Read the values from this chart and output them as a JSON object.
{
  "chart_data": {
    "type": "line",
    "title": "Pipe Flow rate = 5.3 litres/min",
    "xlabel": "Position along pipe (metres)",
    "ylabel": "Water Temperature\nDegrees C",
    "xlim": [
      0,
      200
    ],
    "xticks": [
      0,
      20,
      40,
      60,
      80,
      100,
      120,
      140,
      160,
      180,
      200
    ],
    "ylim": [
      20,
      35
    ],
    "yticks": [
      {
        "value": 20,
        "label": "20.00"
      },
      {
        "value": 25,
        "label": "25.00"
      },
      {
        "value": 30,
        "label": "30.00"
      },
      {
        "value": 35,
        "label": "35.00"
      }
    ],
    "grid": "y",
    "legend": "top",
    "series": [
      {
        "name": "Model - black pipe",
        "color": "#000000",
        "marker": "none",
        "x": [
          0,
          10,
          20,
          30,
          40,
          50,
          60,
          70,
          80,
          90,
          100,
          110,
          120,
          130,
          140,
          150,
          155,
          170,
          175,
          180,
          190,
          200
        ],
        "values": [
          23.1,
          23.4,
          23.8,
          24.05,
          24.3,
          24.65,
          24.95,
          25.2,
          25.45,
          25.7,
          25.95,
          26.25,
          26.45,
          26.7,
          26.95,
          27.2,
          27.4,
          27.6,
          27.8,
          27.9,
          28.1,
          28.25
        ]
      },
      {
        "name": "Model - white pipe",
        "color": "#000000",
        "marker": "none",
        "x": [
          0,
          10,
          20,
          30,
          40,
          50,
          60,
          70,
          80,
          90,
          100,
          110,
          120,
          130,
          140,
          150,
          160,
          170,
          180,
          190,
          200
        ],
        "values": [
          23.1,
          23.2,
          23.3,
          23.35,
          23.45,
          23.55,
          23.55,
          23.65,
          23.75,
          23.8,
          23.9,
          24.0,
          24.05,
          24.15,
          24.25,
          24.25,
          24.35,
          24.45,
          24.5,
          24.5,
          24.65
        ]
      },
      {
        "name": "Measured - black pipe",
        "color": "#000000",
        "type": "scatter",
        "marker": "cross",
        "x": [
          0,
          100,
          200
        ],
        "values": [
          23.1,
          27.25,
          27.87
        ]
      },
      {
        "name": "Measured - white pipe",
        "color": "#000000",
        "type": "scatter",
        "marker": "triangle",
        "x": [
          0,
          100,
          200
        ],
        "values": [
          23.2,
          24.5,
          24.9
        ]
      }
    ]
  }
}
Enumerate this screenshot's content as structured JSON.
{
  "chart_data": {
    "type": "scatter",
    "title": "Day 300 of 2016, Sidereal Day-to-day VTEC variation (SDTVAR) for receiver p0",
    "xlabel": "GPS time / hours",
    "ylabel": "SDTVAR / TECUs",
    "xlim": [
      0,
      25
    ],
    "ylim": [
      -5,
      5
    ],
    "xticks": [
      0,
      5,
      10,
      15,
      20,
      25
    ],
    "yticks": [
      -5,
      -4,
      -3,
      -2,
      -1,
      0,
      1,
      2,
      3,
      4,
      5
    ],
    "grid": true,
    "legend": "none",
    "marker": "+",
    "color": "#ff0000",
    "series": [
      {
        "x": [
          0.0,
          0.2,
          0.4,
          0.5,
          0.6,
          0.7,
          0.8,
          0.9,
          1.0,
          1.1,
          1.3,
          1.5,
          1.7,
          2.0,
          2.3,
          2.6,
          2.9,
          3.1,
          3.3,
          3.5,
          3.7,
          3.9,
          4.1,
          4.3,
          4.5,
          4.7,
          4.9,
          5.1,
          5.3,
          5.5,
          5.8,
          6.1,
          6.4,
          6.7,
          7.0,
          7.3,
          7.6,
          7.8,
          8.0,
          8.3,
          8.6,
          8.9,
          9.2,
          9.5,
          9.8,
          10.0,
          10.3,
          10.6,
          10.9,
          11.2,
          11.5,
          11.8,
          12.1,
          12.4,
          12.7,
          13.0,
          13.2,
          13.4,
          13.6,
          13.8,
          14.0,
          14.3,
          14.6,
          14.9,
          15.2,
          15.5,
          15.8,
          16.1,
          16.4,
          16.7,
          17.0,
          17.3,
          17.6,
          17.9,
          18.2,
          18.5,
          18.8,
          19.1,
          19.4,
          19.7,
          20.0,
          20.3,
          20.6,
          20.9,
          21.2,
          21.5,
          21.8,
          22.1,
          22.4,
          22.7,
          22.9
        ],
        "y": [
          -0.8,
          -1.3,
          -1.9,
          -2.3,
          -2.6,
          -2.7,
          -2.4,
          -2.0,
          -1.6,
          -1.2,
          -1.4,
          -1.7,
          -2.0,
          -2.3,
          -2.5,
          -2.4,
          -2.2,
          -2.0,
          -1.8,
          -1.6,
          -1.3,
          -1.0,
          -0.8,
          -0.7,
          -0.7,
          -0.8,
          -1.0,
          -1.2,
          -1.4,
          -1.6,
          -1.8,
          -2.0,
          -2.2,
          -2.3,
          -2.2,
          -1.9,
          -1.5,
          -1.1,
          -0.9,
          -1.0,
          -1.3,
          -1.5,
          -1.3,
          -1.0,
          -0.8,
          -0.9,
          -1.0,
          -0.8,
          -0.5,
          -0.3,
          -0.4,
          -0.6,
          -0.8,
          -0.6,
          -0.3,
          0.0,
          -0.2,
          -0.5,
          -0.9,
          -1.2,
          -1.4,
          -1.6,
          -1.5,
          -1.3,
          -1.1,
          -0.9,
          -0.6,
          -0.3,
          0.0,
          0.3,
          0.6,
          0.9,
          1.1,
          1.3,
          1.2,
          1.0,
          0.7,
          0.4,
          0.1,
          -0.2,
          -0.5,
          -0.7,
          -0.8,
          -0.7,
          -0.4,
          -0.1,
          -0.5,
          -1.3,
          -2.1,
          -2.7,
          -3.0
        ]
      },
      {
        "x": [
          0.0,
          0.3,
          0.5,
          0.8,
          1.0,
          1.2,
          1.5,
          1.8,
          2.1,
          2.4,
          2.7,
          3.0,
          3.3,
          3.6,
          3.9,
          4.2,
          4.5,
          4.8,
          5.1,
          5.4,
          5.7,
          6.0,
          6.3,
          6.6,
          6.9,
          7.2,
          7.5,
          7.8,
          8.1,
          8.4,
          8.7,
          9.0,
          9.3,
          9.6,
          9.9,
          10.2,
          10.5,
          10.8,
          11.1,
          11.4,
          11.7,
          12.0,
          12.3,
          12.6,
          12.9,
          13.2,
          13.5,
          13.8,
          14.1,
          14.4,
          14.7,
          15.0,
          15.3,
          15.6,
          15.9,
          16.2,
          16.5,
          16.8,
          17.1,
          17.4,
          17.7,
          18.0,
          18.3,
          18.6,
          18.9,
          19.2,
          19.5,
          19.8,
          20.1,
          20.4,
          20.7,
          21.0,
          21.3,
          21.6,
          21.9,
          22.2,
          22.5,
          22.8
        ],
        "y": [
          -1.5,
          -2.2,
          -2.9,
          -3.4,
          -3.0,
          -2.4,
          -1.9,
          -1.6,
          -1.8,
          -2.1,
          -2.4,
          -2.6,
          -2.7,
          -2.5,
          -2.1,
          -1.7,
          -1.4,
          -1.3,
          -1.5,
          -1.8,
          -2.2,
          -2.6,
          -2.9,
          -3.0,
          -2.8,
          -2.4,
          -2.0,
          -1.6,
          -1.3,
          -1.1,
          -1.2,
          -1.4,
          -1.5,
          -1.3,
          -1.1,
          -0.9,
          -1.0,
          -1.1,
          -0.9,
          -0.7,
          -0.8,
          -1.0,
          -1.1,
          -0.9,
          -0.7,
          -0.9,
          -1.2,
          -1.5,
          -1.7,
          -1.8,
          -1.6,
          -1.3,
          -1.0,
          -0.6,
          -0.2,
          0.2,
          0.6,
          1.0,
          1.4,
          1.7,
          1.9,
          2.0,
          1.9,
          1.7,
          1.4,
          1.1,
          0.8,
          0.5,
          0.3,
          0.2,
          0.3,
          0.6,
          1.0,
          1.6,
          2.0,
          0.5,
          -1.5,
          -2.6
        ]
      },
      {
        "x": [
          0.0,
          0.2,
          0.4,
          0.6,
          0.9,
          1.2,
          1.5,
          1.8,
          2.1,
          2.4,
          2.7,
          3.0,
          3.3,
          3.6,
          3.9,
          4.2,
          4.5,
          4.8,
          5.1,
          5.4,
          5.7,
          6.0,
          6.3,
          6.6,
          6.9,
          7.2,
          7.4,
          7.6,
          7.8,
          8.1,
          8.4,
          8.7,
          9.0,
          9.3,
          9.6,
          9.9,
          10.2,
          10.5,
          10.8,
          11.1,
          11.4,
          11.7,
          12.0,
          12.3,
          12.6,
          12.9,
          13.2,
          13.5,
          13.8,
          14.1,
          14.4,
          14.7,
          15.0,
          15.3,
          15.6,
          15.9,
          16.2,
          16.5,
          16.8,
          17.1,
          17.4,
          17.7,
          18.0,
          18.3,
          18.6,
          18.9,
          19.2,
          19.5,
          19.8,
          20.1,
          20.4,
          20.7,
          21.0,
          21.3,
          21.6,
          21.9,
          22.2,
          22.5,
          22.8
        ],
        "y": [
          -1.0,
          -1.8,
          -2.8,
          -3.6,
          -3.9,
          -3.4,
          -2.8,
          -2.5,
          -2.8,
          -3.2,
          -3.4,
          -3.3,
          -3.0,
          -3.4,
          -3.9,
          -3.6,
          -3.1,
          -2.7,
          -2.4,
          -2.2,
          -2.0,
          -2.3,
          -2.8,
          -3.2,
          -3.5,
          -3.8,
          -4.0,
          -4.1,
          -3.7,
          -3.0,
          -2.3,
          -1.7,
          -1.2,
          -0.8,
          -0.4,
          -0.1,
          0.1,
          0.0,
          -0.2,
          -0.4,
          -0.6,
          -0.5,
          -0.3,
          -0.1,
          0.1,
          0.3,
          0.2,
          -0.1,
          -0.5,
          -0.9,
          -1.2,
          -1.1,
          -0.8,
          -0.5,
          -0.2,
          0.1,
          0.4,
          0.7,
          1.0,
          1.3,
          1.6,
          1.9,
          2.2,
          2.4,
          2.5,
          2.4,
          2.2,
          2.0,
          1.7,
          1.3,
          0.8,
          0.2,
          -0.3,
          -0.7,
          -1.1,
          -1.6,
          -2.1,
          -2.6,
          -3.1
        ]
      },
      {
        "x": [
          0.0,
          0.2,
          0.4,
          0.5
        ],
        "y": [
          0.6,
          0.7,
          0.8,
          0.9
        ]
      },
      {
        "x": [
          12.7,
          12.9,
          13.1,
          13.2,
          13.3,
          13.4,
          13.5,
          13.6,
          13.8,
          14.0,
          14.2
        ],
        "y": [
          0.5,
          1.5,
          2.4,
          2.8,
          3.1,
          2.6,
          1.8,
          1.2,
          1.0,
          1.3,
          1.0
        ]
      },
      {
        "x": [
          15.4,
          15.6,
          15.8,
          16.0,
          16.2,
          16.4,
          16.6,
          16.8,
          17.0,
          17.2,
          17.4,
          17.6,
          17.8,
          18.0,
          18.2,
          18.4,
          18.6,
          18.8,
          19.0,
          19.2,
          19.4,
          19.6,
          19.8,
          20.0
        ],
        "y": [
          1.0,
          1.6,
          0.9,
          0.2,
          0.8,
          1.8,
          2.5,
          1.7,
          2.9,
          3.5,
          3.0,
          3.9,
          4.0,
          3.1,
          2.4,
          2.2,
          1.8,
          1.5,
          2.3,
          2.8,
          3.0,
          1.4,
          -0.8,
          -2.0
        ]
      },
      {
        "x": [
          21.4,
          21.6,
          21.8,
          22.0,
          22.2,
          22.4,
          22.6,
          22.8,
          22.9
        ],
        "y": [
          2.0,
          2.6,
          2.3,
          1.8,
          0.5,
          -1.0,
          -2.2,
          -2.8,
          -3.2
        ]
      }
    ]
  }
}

────────

## WHAT TO PRODUCE
Determine how many lines in the listing above hold the string "Model", then write only the number.

## EXPECTED OUTPUT
2